--- Records provided ---

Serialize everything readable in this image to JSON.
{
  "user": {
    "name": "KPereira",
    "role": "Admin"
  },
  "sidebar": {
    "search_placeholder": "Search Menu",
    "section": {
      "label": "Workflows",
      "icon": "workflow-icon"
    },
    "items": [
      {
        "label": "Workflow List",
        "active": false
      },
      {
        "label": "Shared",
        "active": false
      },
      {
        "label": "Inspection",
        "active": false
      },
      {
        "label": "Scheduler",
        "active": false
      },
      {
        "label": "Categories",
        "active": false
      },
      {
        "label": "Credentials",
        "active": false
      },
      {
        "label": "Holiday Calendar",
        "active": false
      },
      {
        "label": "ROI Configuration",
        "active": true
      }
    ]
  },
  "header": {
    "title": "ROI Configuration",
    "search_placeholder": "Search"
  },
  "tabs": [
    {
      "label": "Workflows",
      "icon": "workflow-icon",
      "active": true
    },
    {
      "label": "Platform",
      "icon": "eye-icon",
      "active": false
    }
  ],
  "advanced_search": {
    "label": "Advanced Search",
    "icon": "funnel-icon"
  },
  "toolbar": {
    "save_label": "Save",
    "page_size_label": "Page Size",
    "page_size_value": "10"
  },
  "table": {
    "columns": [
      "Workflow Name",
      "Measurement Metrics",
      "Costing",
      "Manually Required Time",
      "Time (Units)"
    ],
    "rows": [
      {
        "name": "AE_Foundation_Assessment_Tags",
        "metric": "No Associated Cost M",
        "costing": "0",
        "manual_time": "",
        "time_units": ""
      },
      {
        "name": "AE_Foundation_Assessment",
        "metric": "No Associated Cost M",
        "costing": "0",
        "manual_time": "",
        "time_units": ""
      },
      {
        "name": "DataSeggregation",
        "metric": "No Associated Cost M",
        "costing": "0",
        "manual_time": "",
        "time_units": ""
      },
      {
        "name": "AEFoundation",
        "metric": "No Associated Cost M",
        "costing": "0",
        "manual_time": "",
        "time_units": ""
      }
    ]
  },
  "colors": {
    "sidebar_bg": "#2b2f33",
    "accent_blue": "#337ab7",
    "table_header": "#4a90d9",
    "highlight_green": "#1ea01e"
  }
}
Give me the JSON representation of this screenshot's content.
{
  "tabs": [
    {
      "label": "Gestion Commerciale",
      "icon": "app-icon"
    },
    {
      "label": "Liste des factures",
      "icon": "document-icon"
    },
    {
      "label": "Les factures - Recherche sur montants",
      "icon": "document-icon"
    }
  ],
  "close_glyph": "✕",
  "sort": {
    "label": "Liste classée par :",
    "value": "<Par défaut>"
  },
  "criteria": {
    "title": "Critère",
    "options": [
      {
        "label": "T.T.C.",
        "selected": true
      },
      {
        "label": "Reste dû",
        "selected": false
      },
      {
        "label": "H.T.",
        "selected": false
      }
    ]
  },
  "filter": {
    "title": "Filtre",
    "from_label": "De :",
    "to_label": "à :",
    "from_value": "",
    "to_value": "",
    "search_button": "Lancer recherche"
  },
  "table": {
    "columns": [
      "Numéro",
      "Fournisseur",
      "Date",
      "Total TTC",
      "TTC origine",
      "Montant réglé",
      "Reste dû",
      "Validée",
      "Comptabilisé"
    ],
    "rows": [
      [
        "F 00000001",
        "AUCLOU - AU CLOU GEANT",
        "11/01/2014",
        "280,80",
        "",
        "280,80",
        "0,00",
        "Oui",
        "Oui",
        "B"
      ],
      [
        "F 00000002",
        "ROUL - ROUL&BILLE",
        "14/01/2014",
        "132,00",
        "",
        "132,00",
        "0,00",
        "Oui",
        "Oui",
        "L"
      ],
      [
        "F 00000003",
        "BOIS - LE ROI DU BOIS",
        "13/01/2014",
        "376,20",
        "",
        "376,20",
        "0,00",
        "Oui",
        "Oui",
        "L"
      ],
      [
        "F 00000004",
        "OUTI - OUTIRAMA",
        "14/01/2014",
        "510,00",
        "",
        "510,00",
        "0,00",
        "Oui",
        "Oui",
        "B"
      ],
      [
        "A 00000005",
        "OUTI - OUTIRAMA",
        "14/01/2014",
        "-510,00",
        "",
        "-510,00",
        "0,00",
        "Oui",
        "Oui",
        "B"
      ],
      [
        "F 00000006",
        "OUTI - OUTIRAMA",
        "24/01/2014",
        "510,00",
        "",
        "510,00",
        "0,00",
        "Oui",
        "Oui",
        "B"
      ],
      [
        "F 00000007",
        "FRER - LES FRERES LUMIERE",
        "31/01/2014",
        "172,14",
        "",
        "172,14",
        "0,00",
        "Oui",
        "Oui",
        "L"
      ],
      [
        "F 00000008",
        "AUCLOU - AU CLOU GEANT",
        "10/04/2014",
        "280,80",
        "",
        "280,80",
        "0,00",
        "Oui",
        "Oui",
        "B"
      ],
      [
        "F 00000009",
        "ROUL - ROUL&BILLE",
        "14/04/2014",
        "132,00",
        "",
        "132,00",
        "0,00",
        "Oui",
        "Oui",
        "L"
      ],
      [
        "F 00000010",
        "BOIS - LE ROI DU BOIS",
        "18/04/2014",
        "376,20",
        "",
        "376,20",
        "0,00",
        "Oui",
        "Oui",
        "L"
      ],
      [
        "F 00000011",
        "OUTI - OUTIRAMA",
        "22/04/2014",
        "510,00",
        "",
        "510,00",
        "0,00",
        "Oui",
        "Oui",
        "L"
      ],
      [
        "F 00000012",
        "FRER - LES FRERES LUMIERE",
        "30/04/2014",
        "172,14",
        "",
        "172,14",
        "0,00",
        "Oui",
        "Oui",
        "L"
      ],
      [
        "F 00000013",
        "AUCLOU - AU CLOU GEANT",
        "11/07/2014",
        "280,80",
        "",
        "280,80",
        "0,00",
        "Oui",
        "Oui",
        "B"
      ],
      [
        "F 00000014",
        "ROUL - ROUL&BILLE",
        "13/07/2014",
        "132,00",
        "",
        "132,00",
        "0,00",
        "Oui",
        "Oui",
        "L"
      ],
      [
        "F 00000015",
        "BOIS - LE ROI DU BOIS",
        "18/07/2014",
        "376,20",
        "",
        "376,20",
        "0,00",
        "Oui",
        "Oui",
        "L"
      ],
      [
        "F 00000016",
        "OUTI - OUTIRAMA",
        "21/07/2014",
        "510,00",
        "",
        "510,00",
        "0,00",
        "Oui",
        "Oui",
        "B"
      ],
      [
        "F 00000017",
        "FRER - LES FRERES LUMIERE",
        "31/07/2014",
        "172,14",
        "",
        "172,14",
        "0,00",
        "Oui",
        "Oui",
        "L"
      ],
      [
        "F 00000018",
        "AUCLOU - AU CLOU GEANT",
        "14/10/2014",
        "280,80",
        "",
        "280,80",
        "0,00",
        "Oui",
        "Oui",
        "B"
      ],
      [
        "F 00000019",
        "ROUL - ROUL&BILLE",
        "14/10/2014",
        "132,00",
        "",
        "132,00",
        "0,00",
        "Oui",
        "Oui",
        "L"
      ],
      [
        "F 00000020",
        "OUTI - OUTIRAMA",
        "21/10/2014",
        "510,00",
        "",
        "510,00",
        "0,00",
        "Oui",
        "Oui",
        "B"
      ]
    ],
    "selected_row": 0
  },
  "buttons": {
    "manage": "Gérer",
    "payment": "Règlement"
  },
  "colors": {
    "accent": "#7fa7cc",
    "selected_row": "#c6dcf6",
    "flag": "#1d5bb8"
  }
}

---

Set exercise:
The entries above must be returned in full, exactly as shown.

Solution for this task:
Serialize everything readable in this image to JSON.
{
  "user": {
    "name": "KPereira",
    "role": "Admin"
  },
  "sidebar": {
    "search_placeholder": "Search Menu",
    "section": {
      "label": "Workflows",
      "icon": "workflow-icon"
    },
    "items": [
      {
        "label": "Workflow List",
        "active": false
      },
      {
        "label": "Shared",
        "active": false
      },
      {
        "label": "Inspection",
        "active": false
      },
      {
        "label": "Scheduler",
        "active": false
      },
      {
        "label": "Categories",
        "active": false
      },
      {
        "label": "Credentials",
        "active": false
      },
      {
        "label": "Holiday Calendar",
        "active": false
      },
      {
        "label": "ROI Configuration",
        "active": true
      }
    ]
  },
  "header": {
    "title": "ROI Configuration",
    "search_placeholder": "Search"
  },
  "tabs": [
    {
      "label": "Workflows",
      "icon": "workflow-icon",
      "active": true
    },
    {
      "label": "Platform",
      "icon": "eye-icon",
      "active": false
    }
  ],
  "advanced_search": {
    "label": "Advanced Search",
    "icon": "funnel-icon"
  },
  "toolbar": {
    "save_label": "Save",
    "page_size_label": "Page Size",
    "page_size_value": "10"
  },
  "table": {
    "columns": [
      "Workflow Name",
      "Measurement Metrics",
      "Costing",
      "Manually Required Time",
      "Time (Units)"
    ],
    "rows": [
      {
        "name": "AE_Foundation_Assessment_Tags",
        "metric": "No Associated Cost M",
        "costing": "0",
        "manual_time": "",
        "time_units": ""
      },
      {
        "name": "AE_Foundation_Assessment",
        "metric": "No Associated Cost M",
        "costing": "0",
        "manual_time": "",
        "time_units": ""
      },
      {
        "name": "DataSeggregation",
        "metric": "No Associated Cost M",
        "costing": "0",
        "manual_time": "",
        "time_units": ""
      },
      {
        "name": "AEFoundation",
        "metric": "No Associated Cost M",
        "costing": "0",
        "manual_time": "",
        "time_units": ""
      }
    ]
  },
  "colors": {
    "sidebar_bg": "#2b2f33",
    "accent_blue": "#337ab7",
    "table_header": "#4a90d9",
    "highlight_green": "#1ea01e"
  }
}
Give me the JSON representation of this screenshot's content.
{
  "tabs": [
    {
      "label": "Gestion Commerciale",
      "icon": "app-icon"
    },
    {
      "label": "Liste des factures",
      "icon": "document-icon"
    },
    {
      "label": "Les factures - Recherche sur montants",
      "icon": "document-icon"
    }
  ],
  "close_glyph": "✕",
  "sort": {
    "label": "Liste classée par :",
    "value": "<Par défaut>"
  },
  "criteria": {
    "title": "Critère",
    "options": [
      {
        "label": "T.T.C.",
        "selected": true
      },
      {
        "label": "Reste dû",
        "selected": false
      },
      {
        "label": "H.T.",
        "selected": false
      }
    ]
  },
  "filter": {
    "title": "Filtre",
    "from_label": "De :",
    "to_label": "à :",
    "from_value": "",
    "to_value": "",
    "search_button": "Lancer recherche"
  },
  "table": {
    "columns": [
      "Numéro",
      "Fournisseur",
      "Date",
      "Total TTC",
      "TTC origine",
      "Montant réglé",
      "Reste dû",
      "Validée",
      "Comptabilisé"
    ],
    "rows": [
      [
        "F 00000001",
        "AUCLOU - AU CLOU GEANT",
        "11/01/2014",
        "280,80",
        "",
        "280,80",
        "0,00",
        "Oui",
        "Oui",
        "B"
      ],
      [
        "F 00000002",
        "ROUL - ROUL&BILLE",
        "14/01/2014",
        "132,00",
        "",
        "132,00",
        "0,00",
        "Oui",
        "Oui",
        "L"
      ],
      [
        "F 00000003",
        "BOIS - LE ROI DU BOIS",
        "13/01/2014",
        "376,20",
        "",
        "376,20",
        "0,00",
        "Oui",
        "Oui",
        "L"
      ],
      [
        "F 00000004",
        "OUTI - OUTIRAMA",
        "14/01/2014",
        "510,00",
        "",
        "510,00",
        "0,00",
        "Oui",
        "Oui",
        "B"
      ],
      [
        "A 00000005",
        "OUTI - OUTIRAMA",
        "14/01/2014",
        "-510,00",
        "",
        "-510,00",
        "0,00",
        "Oui",
        "Oui",
        "B"
      ],
      [
        "F 00000006",
        "OUTI - OUTIRAMA",
        "24/01/2014",
        "510,00",
        "",
        "510,00",
        "0,00",
        "Oui",
        "Oui",
        "B"
      ],
      [
        "F 00000007",
        "FRER - LES FRERES LUMIERE",
        "31/01/2014",
        "172,14",
        "",
        "172,14",
        "0,00",
        "Oui",
        "Oui",
        "L"
      ],
      [
        "F 00000008",
        "AUCLOU - AU CLOU GEANT",
        "10/04/2014",
        "280,80",
        "",
        "280,80",
        "0,00",
        "Oui",
        "Oui",
        "B"
      ],
      [
        "F 00000009",
        "ROUL - ROUL&BILLE",
        "14/04/2014",
        "132,00",
        "",
        "132,00",
        "0,00",
        "Oui",
        "Oui",
        "L"
      ],
      [
        "F 00000010",
        "BOIS - LE ROI DU BOIS",
        "18/04/2014",
        "376,20",
        "",
        "376,20",
        "0,00",
        "Oui",
        "Oui",
        "L"
      ],
      [
        "F 00000011",
        "OUTI - OUTIRAMA",
        "22/04/2014",
        "510,00",
        "",
        "510,00",
        "0,00",
        "Oui",
        "Oui",
        "L"
      ],
      [
        "F 00000012",
        "FRER - LES FRERES LUMIERE",
        "30/04/2014",
        "172,14",
        "",
        "172,14",
        "0,00",
        "Oui",
        "Oui",
        "L"
      ],
      [
        "F 00000013",
        "AUCLOU - AU CLOU GEANT",
        "11/07/2014",
        "280,80",
        "",
        "280,80",
        "0,00",
        "Oui",
        "Oui",
        "B"
      ],
      [
        "F 00000014",
        "ROUL - ROUL&BILLE",
        "13/07/2014",
        "132,00",
        "",
        "132,00",
        "0,00",
        "Oui",
        "Oui",
        "L"
      ],
      [
        "F 00000015",
        "BOIS - LE ROI DU BOIS",
        "18/07/2014",
        "376,20",
        "",
        "376,20",
        "0,00",
        "Oui",
        "Oui",
        "L"
      ],
      [
        "F 00000016",
        "OUTI - OUTIRAMA",
        "21/07/2014",
        "510,00",
        "",
        "510,00",
        "0,00",
        "Oui",
        "Oui",
        "B"
      ],
      [
        "F 00000017",
        "FRER - LES FRERES LUMIERE",
        "31/07/2014",
        "172,14",
        "",
        "172,14",
        "0,00",
        "Oui",
        "Oui",
        "L"
      ],
      [
        "F 00000018",
        "AUCLOU - AU CLOU GEANT",
        "14/10/2014",
        "280,80",
        "",
        "280,80",
        "0,00",
        "Oui",
        "Oui",
        "B"
      ],
      [
        "F 00000019",
        "ROUL - ROUL&BILLE",
        "14/10/2014",
        "132,00",
        "",
        "132,00",
        "0,00",
        "Oui",
        "Oui",
        "L"
      ],
      [
        "F 00000020",
        "OUTI - OUTIRAMA",
        "21/10/2014",
        "510,00",
        "",
        "510,00",
        "0,00",
        "Oui",
        "Oui",
        "B"
      ]
    ],
    "selected_row": 0
  },
  "buttons": {
    "manage": "Gérer",
    "payment": "Règlement"
  },
  "colors": {
    "accent": "#7fa7cc",
    "selected_row": "#c6dcf6",
    "flag": "#1d5bb8"
  }
}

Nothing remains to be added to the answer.